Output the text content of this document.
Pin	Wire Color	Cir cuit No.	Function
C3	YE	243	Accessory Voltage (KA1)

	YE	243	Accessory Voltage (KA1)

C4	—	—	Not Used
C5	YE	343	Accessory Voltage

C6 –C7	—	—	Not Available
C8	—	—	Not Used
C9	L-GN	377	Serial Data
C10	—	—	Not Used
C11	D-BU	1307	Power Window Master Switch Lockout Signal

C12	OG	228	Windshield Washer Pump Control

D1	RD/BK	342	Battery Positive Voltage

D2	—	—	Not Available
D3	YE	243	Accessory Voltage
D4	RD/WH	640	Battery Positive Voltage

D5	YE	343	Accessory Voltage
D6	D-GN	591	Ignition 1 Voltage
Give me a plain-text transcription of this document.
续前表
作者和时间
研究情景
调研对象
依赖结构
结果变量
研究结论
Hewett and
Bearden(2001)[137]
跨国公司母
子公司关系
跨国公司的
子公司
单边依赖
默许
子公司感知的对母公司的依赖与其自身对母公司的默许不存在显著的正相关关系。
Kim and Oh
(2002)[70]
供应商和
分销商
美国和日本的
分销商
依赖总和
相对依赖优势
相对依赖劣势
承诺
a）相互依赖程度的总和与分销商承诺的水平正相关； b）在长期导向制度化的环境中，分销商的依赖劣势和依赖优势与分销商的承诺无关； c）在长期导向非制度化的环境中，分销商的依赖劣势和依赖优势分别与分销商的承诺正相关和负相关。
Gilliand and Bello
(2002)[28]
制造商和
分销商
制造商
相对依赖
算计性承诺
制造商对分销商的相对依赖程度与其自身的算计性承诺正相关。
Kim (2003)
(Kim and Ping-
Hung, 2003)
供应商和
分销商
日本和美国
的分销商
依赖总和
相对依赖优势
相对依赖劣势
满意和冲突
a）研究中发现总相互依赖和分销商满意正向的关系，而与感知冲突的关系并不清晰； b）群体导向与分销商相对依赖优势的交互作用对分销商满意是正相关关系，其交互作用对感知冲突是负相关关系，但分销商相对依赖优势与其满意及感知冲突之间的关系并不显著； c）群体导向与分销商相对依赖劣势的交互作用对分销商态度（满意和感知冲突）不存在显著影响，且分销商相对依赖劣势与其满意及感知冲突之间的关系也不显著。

• WRITTEN PROBLEM
Copy every line of the data that holds the string "document".

• SOLUTION FOR THIS EXERCISE
Output the text content of this document.
Give me a plain-text transcription of this document.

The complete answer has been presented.